> TASK
Among these lines, how many include "Foreign"? Answer only with the number.

— START OF SUPPLIED MATERIAL —

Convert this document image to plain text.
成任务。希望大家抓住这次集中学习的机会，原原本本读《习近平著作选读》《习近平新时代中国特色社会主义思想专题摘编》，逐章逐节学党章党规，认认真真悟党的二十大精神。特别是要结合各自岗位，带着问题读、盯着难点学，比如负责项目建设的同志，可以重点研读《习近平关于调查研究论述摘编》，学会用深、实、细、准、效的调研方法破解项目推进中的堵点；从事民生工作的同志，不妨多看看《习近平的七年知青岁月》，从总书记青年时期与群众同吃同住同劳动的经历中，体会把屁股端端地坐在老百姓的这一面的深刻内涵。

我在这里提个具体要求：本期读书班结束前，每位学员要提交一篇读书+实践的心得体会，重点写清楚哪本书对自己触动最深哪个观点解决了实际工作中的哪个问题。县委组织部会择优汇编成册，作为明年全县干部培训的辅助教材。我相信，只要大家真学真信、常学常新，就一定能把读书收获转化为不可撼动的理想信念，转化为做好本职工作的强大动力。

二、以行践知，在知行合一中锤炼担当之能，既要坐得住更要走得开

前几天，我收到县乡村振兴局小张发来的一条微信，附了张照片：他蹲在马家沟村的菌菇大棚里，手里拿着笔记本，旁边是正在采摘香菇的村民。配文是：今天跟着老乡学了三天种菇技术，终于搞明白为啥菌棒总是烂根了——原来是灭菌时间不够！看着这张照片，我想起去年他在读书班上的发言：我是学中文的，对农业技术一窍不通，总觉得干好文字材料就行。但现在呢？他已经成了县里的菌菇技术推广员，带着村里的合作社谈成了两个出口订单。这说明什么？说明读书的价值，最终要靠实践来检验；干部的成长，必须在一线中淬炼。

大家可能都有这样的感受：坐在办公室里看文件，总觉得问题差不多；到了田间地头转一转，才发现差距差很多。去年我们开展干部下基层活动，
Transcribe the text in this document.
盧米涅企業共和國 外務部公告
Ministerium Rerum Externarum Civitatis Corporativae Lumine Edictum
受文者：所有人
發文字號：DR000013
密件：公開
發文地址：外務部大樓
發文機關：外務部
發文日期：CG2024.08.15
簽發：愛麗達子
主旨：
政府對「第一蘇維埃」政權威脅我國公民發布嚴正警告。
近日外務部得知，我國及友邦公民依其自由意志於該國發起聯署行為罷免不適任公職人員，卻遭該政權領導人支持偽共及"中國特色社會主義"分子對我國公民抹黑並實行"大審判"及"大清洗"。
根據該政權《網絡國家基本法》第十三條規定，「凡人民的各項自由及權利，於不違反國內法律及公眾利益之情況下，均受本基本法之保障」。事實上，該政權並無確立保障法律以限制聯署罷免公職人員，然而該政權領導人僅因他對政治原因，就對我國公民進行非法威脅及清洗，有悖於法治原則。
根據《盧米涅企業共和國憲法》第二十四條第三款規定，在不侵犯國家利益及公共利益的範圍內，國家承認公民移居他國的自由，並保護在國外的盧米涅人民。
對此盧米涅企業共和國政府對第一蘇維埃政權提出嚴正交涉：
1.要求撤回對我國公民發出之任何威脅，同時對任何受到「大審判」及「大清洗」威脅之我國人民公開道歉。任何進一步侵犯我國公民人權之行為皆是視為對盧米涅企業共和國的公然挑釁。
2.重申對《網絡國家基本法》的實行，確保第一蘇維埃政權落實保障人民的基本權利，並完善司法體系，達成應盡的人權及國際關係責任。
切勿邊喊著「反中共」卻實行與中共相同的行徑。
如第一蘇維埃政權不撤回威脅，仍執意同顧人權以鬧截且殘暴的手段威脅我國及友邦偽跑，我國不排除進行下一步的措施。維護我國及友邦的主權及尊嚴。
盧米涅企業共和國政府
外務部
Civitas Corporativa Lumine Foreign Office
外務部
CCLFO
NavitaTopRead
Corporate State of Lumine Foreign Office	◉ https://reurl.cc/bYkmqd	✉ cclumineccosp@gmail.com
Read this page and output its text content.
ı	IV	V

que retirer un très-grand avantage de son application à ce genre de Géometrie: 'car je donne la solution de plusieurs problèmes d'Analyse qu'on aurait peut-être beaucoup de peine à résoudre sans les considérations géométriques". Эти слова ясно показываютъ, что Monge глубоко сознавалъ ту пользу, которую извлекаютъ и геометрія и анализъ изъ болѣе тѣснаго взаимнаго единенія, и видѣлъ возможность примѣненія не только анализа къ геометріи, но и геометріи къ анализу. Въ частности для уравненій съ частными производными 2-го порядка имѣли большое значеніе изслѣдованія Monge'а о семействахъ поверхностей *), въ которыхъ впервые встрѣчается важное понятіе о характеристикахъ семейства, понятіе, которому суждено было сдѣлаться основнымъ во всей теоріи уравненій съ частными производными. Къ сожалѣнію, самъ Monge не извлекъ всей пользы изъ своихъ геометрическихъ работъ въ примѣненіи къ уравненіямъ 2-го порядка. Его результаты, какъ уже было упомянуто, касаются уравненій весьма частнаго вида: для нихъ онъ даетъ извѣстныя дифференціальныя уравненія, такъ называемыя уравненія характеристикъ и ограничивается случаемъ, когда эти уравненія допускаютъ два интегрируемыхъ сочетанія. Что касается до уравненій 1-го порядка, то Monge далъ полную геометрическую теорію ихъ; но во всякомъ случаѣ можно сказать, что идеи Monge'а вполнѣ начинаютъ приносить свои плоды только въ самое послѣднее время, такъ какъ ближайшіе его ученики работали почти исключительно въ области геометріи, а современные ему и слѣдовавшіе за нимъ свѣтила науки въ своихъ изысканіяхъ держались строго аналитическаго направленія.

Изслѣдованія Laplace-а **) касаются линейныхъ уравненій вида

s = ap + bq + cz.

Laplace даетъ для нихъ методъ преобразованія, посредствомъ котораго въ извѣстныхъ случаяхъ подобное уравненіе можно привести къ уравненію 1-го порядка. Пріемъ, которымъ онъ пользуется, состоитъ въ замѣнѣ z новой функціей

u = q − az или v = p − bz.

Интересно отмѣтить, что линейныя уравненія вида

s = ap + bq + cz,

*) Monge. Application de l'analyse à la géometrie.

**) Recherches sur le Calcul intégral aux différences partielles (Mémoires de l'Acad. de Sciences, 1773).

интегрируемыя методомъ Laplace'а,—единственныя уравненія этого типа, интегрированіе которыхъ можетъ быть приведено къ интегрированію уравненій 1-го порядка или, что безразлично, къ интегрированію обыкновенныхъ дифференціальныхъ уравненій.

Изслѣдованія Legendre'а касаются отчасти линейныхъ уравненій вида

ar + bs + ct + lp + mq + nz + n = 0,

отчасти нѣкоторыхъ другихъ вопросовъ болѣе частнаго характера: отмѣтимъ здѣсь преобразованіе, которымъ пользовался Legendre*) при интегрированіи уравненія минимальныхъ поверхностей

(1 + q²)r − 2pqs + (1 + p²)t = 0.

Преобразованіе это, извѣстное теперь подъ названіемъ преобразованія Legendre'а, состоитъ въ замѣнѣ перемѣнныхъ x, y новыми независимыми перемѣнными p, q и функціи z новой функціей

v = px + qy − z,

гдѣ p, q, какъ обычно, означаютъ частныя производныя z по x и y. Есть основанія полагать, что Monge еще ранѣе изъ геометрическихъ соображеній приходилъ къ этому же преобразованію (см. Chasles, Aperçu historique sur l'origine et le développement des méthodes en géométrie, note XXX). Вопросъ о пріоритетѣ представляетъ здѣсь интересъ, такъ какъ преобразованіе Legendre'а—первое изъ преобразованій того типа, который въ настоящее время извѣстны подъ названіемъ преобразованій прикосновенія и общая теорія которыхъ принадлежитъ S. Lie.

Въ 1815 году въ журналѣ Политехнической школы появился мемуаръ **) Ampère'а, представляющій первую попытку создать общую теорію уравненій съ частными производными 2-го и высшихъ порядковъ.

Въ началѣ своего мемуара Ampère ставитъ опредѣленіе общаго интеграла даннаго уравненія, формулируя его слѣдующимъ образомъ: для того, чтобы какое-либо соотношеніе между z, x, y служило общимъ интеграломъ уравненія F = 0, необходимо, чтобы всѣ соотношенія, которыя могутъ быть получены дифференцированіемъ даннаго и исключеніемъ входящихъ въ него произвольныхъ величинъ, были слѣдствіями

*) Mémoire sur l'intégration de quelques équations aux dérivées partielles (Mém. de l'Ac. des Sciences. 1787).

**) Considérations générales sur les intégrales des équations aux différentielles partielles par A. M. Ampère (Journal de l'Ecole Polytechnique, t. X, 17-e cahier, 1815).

— END OF SUPPLIED MATERIAL —

> EXERCISE OUTPUT
2